▶ **Given data**:
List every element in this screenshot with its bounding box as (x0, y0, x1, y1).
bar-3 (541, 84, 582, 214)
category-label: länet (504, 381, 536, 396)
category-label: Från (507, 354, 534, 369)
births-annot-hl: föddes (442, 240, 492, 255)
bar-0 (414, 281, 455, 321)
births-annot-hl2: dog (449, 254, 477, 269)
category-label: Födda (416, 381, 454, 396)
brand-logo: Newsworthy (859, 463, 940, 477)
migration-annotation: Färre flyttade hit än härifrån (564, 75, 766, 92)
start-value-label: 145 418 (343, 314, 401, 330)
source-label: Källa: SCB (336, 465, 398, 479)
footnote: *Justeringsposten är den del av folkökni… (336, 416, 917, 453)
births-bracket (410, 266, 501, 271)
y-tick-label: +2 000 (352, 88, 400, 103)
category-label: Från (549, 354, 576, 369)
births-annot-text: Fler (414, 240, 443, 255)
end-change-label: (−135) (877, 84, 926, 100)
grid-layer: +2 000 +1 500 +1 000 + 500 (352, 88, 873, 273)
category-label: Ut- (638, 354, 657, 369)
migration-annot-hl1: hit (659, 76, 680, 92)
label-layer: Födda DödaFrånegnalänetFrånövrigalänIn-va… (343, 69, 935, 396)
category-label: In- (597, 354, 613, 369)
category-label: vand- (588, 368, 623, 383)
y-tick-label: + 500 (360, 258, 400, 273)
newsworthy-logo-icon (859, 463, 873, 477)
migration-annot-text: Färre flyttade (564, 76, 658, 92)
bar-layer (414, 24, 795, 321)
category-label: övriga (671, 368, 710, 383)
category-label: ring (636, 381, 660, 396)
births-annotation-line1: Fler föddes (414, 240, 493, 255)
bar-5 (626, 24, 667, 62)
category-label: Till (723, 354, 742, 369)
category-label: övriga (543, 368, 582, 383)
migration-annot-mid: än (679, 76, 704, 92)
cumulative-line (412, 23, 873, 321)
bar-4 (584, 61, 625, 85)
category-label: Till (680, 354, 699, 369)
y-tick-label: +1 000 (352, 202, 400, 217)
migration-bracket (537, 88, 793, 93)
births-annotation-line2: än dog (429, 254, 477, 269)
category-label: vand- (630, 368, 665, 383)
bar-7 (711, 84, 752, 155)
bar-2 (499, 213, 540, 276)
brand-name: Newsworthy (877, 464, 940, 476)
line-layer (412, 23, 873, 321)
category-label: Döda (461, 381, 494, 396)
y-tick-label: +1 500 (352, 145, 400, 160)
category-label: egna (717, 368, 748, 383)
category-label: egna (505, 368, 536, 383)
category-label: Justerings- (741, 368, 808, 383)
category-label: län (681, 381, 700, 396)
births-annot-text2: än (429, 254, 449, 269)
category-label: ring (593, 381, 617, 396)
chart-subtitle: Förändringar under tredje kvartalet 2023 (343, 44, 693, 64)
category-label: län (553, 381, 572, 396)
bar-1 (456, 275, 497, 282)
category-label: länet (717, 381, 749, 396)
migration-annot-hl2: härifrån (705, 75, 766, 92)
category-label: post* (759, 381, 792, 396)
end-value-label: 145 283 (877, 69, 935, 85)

▶ **Written exercise**:
Which lines of the data above contain the string "vand"? Pull out each of them and copy it in full.

▶ **Response to the exercise**:
category-label: vand- (588, 368, 623, 383)
category-label: vand- (630, 368, 665, 383)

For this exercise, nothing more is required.